(Figure record listings)
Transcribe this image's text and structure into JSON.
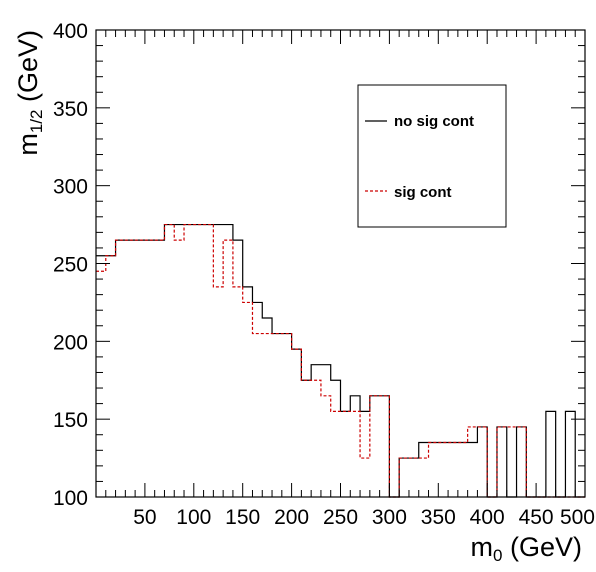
{
  "chart_data": {
    "type": "line",
    "xlabel": "m_0 (GeV)",
    "xlabel_main": "m",
    "xlabel_sub": "0",
    "xlabel_unit": " (GeV)",
    "ylabel": "m_1/2 (GeV)",
    "ylabel_main": "m",
    "ylabel_sub": "1/2",
    "ylabel_unit": " (GeV)",
    "xlim": [
      0,
      500
    ],
    "ylim": [
      100,
      400
    ],
    "x_tick_labels": [
      "50",
      "100",
      "150",
      "200",
      "250",
      "300",
      "350",
      "400",
      "450",
      "500"
    ],
    "y_tick_labels": [
      "100",
      "150",
      "200",
      "250",
      "300",
      "350",
      "400"
    ],
    "grid": false,
    "legend": {
      "placement": "top-right",
      "entries": [
        "no sig cont",
        "sig cont"
      ]
    },
    "series": [
      {
        "name": "no sig cont",
        "color": "#000000",
        "style": "solid",
        "points": [
          [
            0,
            255
          ],
          [
            10,
            255
          ],
          [
            10,
            255
          ],
          [
            20,
            255
          ],
          [
            20,
            265
          ],
          [
            30,
            265
          ],
          [
            30,
            265
          ],
          [
            40,
            265
          ],
          [
            40,
            265
          ],
          [
            50,
            265
          ],
          [
            50,
            265
          ],
          [
            60,
            265
          ],
          [
            60,
            265
          ],
          [
            70,
            265
          ],
          [
            70,
            275
          ],
          [
            80,
            275
          ],
          [
            80,
            275
          ],
          [
            90,
            275
          ],
          [
            90,
            275
          ],
          [
            100,
            275
          ],
          [
            100,
            275
          ],
          [
            110,
            275
          ],
          [
            110,
            275
          ],
          [
            120,
            275
          ],
          [
            120,
            275
          ],
          [
            130,
            275
          ],
          [
            130,
            275
          ],
          [
            140,
            275
          ],
          [
            140,
            265
          ],
          [
            150,
            265
          ],
          [
            150,
            235
          ],
          [
            160,
            235
          ],
          [
            160,
            225
          ],
          [
            170,
            225
          ],
          [
            170,
            215
          ],
          [
            180,
            215
          ],
          [
            180,
            205
          ],
          [
            190,
            205
          ],
          [
            190,
            205
          ],
          [
            200,
            205
          ],
          [
            200,
            195
          ],
          [
            210,
            195
          ],
          [
            210,
            175
          ],
          [
            220,
            175
          ],
          [
            220,
            185
          ],
          [
            230,
            185
          ],
          [
            230,
            185
          ],
          [
            240,
            185
          ],
          [
            240,
            175
          ],
          [
            250,
            175
          ],
          [
            250,
            155
          ],
          [
            260,
            155
          ],
          [
            260,
            165
          ],
          [
            270,
            165
          ],
          [
            270,
            155
          ],
          [
            280,
            155
          ],
          [
            280,
            165
          ],
          [
            290,
            165
          ],
          [
            290,
            165
          ],
          [
            300,
            165
          ],
          [
            300,
            100
          ],
          [
            310,
            100
          ],
          [
            310,
            125
          ],
          [
            320,
            125
          ],
          [
            320,
            125
          ],
          [
            330,
            125
          ],
          [
            330,
            135
          ],
          [
            340,
            135
          ],
          [
            340,
            135
          ],
          [
            350,
            135
          ],
          [
            350,
            135
          ],
          [
            360,
            135
          ],
          [
            360,
            135
          ],
          [
            370,
            135
          ],
          [
            370,
            135
          ],
          [
            380,
            135
          ],
          [
            380,
            135
          ],
          [
            390,
            135
          ],
          [
            390,
            145
          ],
          [
            400,
            145
          ],
          [
            400,
            100
          ],
          [
            410,
            100
          ],
          [
            410,
            145
          ],
          [
            420,
            145
          ],
          [
            420,
            100
          ],
          [
            430,
            100
          ],
          [
            430,
            145
          ],
          [
            440,
            145
          ],
          [
            440,
            100
          ],
          [
            450,
            100
          ],
          [
            450,
            100
          ],
          [
            460,
            100
          ],
          [
            460,
            155
          ],
          [
            470,
            155
          ],
          [
            470,
            100
          ],
          [
            480,
            100
          ],
          [
            480,
            155
          ],
          [
            490,
            155
          ],
          [
            490,
            100
          ],
          [
            500,
            100
          ]
        ]
      },
      {
        "name": "sig cont",
        "color": "#cc0000",
        "style": "dashed",
        "points": [
          [
            0,
            245
          ],
          [
            10,
            245
          ],
          [
            10,
            255
          ],
          [
            20,
            255
          ],
          [
            20,
            265
          ],
          [
            30,
            265
          ],
          [
            30,
            265
          ],
          [
            40,
            265
          ],
          [
            40,
            265
          ],
          [
            50,
            265
          ],
          [
            50,
            265
          ],
          [
            60,
            265
          ],
          [
            60,
            265
          ],
          [
            70,
            265
          ],
          [
            70,
            275
          ],
          [
            80,
            275
          ],
          [
            80,
            265
          ],
          [
            90,
            265
          ],
          [
            90,
            275
          ],
          [
            100,
            275
          ],
          [
            100,
            275
          ],
          [
            110,
            275
          ],
          [
            110,
            275
          ],
          [
            120,
            275
          ],
          [
            120,
            235
          ],
          [
            130,
            235
          ],
          [
            130,
            265
          ],
          [
            140,
            265
          ],
          [
            140,
            235
          ],
          [
            150,
            235
          ],
          [
            150,
            225
          ],
          [
            160,
            225
          ],
          [
            160,
            205
          ],
          [
            170,
            205
          ],
          [
            170,
            205
          ],
          [
            180,
            205
          ],
          [
            180,
            205
          ],
          [
            190,
            205
          ],
          [
            190,
            205
          ],
          [
            200,
            205
          ],
          [
            200,
            195
          ],
          [
            210,
            195
          ],
          [
            210,
            175
          ],
          [
            220,
            175
          ],
          [
            220,
            175
          ],
          [
            230,
            175
          ],
          [
            230,
            165
          ],
          [
            240,
            165
          ],
          [
            240,
            155
          ],
          [
            250,
            155
          ],
          [
            250,
            155
          ],
          [
            260,
            155
          ],
          [
            260,
            155
          ],
          [
            270,
            155
          ],
          [
            270,
            125
          ],
          [
            280,
            125
          ],
          [
            280,
            165
          ],
          [
            290,
            165
          ],
          [
            290,
            165
          ],
          [
            300,
            165
          ],
          [
            300,
            100
          ],
          [
            310,
            100
          ],
          [
            310,
            125
          ],
          [
            320,
            125
          ],
          [
            320,
            125
          ],
          [
            330,
            125
          ],
          [
            330,
            125
          ],
          [
            340,
            125
          ],
          [
            340,
            135
          ],
          [
            350,
            135
          ],
          [
            350,
            135
          ],
          [
            360,
            135
          ],
          [
            360,
            135
          ],
          [
            370,
            135
          ],
          [
            370,
            135
          ],
          [
            380,
            135
          ],
          [
            380,
            145
          ],
          [
            390,
            145
          ],
          [
            390,
            145
          ],
          [
            400,
            145
          ],
          [
            400,
            100
          ],
          [
            410,
            100
          ],
          [
            410,
            145
          ],
          [
            420,
            145
          ],
          [
            420,
            145
          ],
          [
            430,
            145
          ],
          [
            430,
            145
          ],
          [
            440,
            145
          ],
          [
            440,
            100
          ],
          [
            450,
            100
          ],
          [
            450,
            100
          ],
          [
            460,
            100
          ],
          [
            460,
            100
          ],
          [
            470,
            100
          ],
          [
            470,
            100
          ],
          [
            480,
            100
          ],
          [
            480,
            100
          ],
          [
            490,
            100
          ],
          [
            490,
            100
          ],
          [
            500,
            100
          ]
        ]
      }
    ]
  }
}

**Set task:** Any pictures should be dropped; transcribe the rest of the records above exactly.

**Result:**
Transcribe this image's text and structure into JSON.
{
  "chart_data": {
    "type": "line",
    "xlabel": "m_0 (GeV)",
    "xlabel_main": "m",
    "xlabel_sub": "0",
    "xlabel_unit": " (GeV)",
    "ylabel": "m_1/2 (GeV)",
    "ylabel_main": "m",
    "ylabel_sub": "1/2",
    "ylabel_unit": " (GeV)",
    "xlim": [
      0,
      500
    ],
    "ylim": [
      100,
      400
    ],
    "x_tick_labels": [
      "50",
      "100",
      "150",
      "200",
      "250",
      "300",
      "350",
      "400",
      "450",
      "500"
    ],
    "y_tick_labels": [
      "100",
      "150",
      "200",
      "250",
      "300",
      "350",
      "400"
    ],
    "grid": false,
    "legend": {
      "placement": "top-right",
      "entries": [
        "no sig cont",
        "sig cont"
      ]
    },
    "series": [
      {
        "name": "no sig cont",
        "color": "#000000",
        "style": "solid",
        "points": [
          [
            0,
            255
          ],
          [
            10,
            255
          ],
          [
            10,
            255
          ],
          [
            20,
            255
          ],
          [
            20,
            265
          ],
          [
            30,
            265
          ],
          [
            30,
            265
          ],
          [
            40,
            265
          ],
          [
            40,
            265
          ],
          [
            50,
            265
          ],
          [
            50,
            265
          ],
          [
            60,
            265
          ],
          [
            60,
            265
          ],
          [
            70,
            265
          ],
          [
            70,
            275
          ],
          [
            80,
            275
          ],
          [
            80,
            275
          ],
          [
            90,
            275
          ],
          [
            90,
            275
          ],
          [
            100,
            275
          ],
          [
            100,
            275
          ],
          [
            110,
            275
          ],
          [
            110,
            275
          ],
          [
            120,
            275
          ],
          [
            120,
            275
          ],
          [
            130,
            275
          ],
          [
            130,
            275
          ],
          [
            140,
            275
          ],
          [
            140,
            265
          ],
          [
            150,
            265
          ],
          [
            150,
            235
          ],
          [
            160,
            235
          ],
          [
            160,
            225
          ],
          [
            170,
            225
          ],
          [
            170,
            215
          ],
          [
            180,
            215
          ],
          [
            180,
            205
          ],
          [
            190,
            205
          ],
          [
            190,
            205
          ],
          [
            200,
            205
          ],
          [
            200,
            195
          ],
          [
            210,
            195
          ],
          [
            210,
            175
          ],
          [
            220,
            175
          ],
          [
            220,
            185
          ],
          [
            230,
            185
          ],
          [
            230,
            185
          ],
          [
            240,
            185
          ],
          [
            240,
            175
          ],
          [
            250,
            175
          ],
          [
            250,
            155
          ],
          [
            260,
            155
          ],
          [
            260,
            165
          ],
          [
            270,
            165
          ],
          [
            270,
            155
          ],
          [
            280,
            155
          ],
          [
            280,
            165
          ],
          [
            290,
            165
          ],
          [
            290,
            165
          ],
          [
            300,
            165
          ],
          [
            300,
            100
          ],
          [
            310,
            100
          ],
          [
            310,
            125
          ],
          [
            320,
            125
          ],
          [
            320,
            125
          ],
          [
            330,
            125
          ],
          [
            330,
            135
          ],
          [
            340,
            135
          ],
          [
            340,
            135
          ],
          [
            350,
            135
          ],
          [
            350,
            135
          ],
          [
            360,
            135
          ],
          [
            360,
            135
          ],
          [
            370,
            135
          ],
          [
            370,
            135
          ],
          [
            380,
            135
          ],
          [
            380,
            135
          ],
          [
            390,
            135
          ],
          [
            390,
            145
          ],
          [
            400,
            145
          ],
          [
            400,
            100
          ],
          [
            410,
            100
          ],
          [
            410,
            145
          ],
          [
            420,
            145
          ],
          [
            420,
            100
          ],
          [
            430,
            100
          ],
          [
            430,
            145
          ],
          [
            440,
            145
          ],
          [
            440,
            100
          ],
          [
            450,
            100
          ],
          [
            450,
            100
          ],
          [
            460,
            100
          ],
          [
            460,
            155
          ],
          [
            470,
            155
          ],
          [
            470,
            100
          ],
          [
            480,
            100
          ],
          [
            480,
            155
          ],
          [
            490,
            155
          ],
          [
            490,
            100
          ],
          [
            500,
            100
          ]
        ]
      },
      {
        "name": "sig cont",
        "color": "#cc0000",
        "style": "dashed",
        "points": [
          [
            0,
            245
          ],
          [
            10,
            245
          ],
          [
            10,
            255
          ],
          [
            20,
            255
          ],
          [
            20,
            265
          ],
          [
            30,
            265
          ],
          [
            30,
            265
          ],
          [
            40,
            265
          ],
          [
            40,
            265
          ],
          [
            50,
            265
          ],
          [
            50,
            265
          ],
          [
            60,
            265
          ],
          [
            60,
            265
          ],
          [
            70,
            265
          ],
          [
            70,
            275
          ],
          [
            80,
            275
          ],
          [
            80,
            265
          ],
          [
            90,
            265
          ],
          [
            90,
            275
          ],
          [
            100,
            275
          ],
          [
            100,
            275
          ],
          [
            110,
            275
          ],
          [
            110,
            275
          ],
          [
            120,
            275
          ],
          [
            120,
            235
          ],
          [
            130,
            235
          ],
          [
            130,
            265
          ],
          [
            140,
            265
          ],
          [
            140,
            235
          ],
          [
            150,
            235
          ],
          [
            150,
            225
          ],
          [
            160,
            225
          ],
          [
            160,
            205
          ],
          [
            170,
            205
          ],
          [
            170,
            205
          ],
          [
            180,
            205
          ],
          [
            180,
            205
          ],
          [
            190,
            205
          ],
          [
            190,
            205
          ],
          [
            200,
            205
          ],
          [
            200,
            195
          ],
          [
            210,
            195
          ],
          [
            210,
            175
          ],
          [
            220,
            175
          ],
          [
            220,
            175
          ],
          [
            230,
            175
          ],
          [
            230,
            165
          ],
          [
            240,
            165
          ],
          [
            240,
            155
          ],
          [
            250,
            155
          ],
          [
            250,
            155
          ],
          [
            260,
            155
          ],
          [
            260,
            155
          ],
          [
            270,
            155
          ],
          [
            270,
            125
          ],
          [
            280,
            125
          ],
          [
            280,
            165
          ],
          [
            290,
            165
          ],
          [
            290,
            165
          ],
          [
            300,
            165
          ],
          [
            300,
            100
          ],
          [
            310,
            100
          ],
          [
            310,
            125
          ],
          [
            320,
            125
          ],
          [
            320,
            125
          ],
          [
            330,
            125
          ],
          [
            330,
            125
          ],
          [
            340,
            125
          ],
          [
            340,
            135
          ],
          [
            350,
            135
          ],
          [
            350,
            135
          ],
          [
            360,
            135
          ],
          [
            360,
            135
          ],
          [
            370,
            135
          ],
          [
            370,
            135
          ],
          [
            380,
            135
          ],
          [
            380,
            145
          ],
          [
            390,
            145
          ],
          [
            390,
            145
          ],
          [
            400,
            145
          ],
          [
            400,
            100
          ],
          [
            410,
            100
          ],
          [
            410,
            145
          ],
          [
            420,
            145
          ],
          [
            420,
            145
          ],
          [
            430,
            145
          ],
          [
            430,
            145
          ],
          [
            440,
            145
          ],
          [
            440,
            100
          ],
          [
            450,
            100
          ],
          [
            450,
            100
          ],
          [
            460,
            100
          ],
          [
            460,
            100
          ],
          [
            470,
            100
          ],
          [
            470,
            100
          ],
          [
            480,
            100
          ],
          [
            480,
            100
          ],
          [
            490,
            100
          ],
          [
            490,
            100
          ],
          [
            500,
            100
          ]
        ]
      }
    ]
  }
}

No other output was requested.